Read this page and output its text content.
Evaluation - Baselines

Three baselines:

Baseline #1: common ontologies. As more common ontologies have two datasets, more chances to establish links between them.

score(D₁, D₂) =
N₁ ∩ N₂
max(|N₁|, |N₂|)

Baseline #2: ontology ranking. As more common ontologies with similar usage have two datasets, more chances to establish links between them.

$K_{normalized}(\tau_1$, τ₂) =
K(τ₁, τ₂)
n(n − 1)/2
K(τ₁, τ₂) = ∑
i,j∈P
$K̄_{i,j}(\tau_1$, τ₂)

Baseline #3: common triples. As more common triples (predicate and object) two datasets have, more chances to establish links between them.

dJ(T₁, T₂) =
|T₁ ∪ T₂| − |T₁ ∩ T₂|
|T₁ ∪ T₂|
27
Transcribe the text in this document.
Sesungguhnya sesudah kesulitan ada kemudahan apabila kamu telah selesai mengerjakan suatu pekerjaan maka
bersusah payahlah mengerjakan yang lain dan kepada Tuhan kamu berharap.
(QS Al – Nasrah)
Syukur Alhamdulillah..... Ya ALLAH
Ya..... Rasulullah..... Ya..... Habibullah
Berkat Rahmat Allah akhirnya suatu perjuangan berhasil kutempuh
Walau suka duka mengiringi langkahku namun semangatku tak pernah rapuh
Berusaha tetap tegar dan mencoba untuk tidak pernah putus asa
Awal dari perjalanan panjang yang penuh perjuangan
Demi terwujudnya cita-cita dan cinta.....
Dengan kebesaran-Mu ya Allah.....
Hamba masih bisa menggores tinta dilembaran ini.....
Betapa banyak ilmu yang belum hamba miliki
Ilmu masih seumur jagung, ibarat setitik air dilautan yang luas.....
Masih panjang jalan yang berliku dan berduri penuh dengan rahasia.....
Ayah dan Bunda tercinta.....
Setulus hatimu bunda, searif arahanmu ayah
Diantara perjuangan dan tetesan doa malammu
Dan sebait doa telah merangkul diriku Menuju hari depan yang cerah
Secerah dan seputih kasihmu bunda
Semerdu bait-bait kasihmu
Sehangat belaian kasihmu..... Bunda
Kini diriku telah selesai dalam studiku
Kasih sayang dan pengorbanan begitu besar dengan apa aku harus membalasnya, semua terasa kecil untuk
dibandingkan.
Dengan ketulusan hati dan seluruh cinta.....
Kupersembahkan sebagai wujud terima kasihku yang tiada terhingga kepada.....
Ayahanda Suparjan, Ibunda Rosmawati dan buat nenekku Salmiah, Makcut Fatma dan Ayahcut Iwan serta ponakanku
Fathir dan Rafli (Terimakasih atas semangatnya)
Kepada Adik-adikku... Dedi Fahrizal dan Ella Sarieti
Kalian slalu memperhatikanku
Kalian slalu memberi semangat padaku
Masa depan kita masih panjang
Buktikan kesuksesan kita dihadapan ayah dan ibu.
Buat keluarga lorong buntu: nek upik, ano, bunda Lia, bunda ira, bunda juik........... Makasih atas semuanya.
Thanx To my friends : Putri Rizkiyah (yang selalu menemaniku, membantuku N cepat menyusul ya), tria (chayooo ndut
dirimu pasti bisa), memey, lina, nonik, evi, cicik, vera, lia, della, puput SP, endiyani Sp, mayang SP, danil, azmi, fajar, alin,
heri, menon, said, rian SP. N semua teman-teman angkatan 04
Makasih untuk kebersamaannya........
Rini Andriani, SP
==============================
**What is needed:**
Quote the data in full, keeping each word unchanged.

**Task response:**
Read this page and output its text content.
Evaluation - Baselines

Three baselines:

Baseline #1: common ontologies. As more common ontologies have two datasets, more chances to establish links between them.

score(D₁, D₂) =
N₁ ∩ N₂
max(|N₁|, |N₂|)

Baseline #2: ontology ranking. As more common ontologies with similar usage have two datasets, more chances to establish links between them.

$K_{normalized}(\tau_1$, τ₂) =
K(τ₁, τ₂)
n(n − 1)/2
K(τ₁, τ₂) = ∑
i,j∈P
$K̄_{i,j}(\tau_1$, τ₂)

Baseline #3: common triples. As more common triples (predicate and object) two datasets have, more chances to establish links between them.

dJ(T₁, T₂) =
|T₁ ∪ T₂| − |T₁ ∩ T₂|
|T₁ ∪ T₂|
27
Transcribe the text in this document.
Sesungguhnya sesudah kesulitan ada kemudahan apabila kamu telah selesai mengerjakan suatu pekerjaan maka
bersusah payahlah mengerjakan yang lain dan kepada Tuhan kamu berharap.
(QS Al – Nasrah)
Syukur Alhamdulillah..... Ya ALLAH
Ya..... Rasulullah..... Ya..... Habibullah
Berkat Rahmat Allah akhirnya suatu perjuangan berhasil kutempuh
Walau suka duka mengiringi langkahku namun semangatku tak pernah rapuh
Berusaha tetap tegar dan mencoba untuk tidak pernah putus asa
Awal dari perjalanan panjang yang penuh perjuangan
Demi terwujudnya cita-cita dan cinta.....
Dengan kebesaran-Mu ya Allah.....
Hamba masih bisa menggores tinta dilembaran ini.....
Betapa banyak ilmu yang belum hamba miliki
Ilmu masih seumur jagung, ibarat setitik air dilautan yang luas.....
Masih panjang jalan yang berliku dan berduri penuh dengan rahasia.....
Ayah dan Bunda tercinta.....
Setulus hatimu bunda, searif arahanmu ayah
Diantara perjuangan dan tetesan doa malammu
Dan sebait doa telah merangkul diriku Menuju hari depan yang cerah
Secerah dan seputih kasihmu bunda
Semerdu bait-bait kasihmu
Sehangat belaian kasihmu..... Bunda
Kini diriku telah selesai dalam studiku
Kasih sayang dan pengorbanan begitu besar dengan apa aku harus membalasnya, semua terasa kecil untuk
dibandingkan.
Dengan ketulusan hati dan seluruh cinta.....
Kupersembahkan sebagai wujud terima kasihku yang tiada terhingga kepada.....
Ayahanda Suparjan, Ibunda Rosmawati dan buat nenekku Salmiah, Makcut Fatma dan Ayahcut Iwan serta ponakanku
Fathir dan Rafli (Terimakasih atas semangatnya)
Kepada Adik-adikku... Dedi Fahrizal dan Ella Sarieti
Kalian slalu memperhatikanku
Kalian slalu memberi semangat padaku
Masa depan kita masih panjang
Buktikan kesuksesan kita dihadapan ayah dan ibu.
Buat keluarga lorong buntu: nek upik, ano, bunda Lia, bunda ira, bunda juik........... Makasih atas semuanya.
Thanx To my friends : Putri Rizkiyah (yang selalu menemaniku, membantuku N cepat menyusul ya), tria (chayooo ndut
dirimu pasti bisa), memey, lina, nonik, evi, cicik, vera, lia, della, puput SP, endiyani Sp, mayang SP, danil, azmi, fajar, alin,
heri, menon, said, rian SP. N semua teman-teman angkatan 04
Makasih untuk kebersamaannya........
Rini Andriani, SP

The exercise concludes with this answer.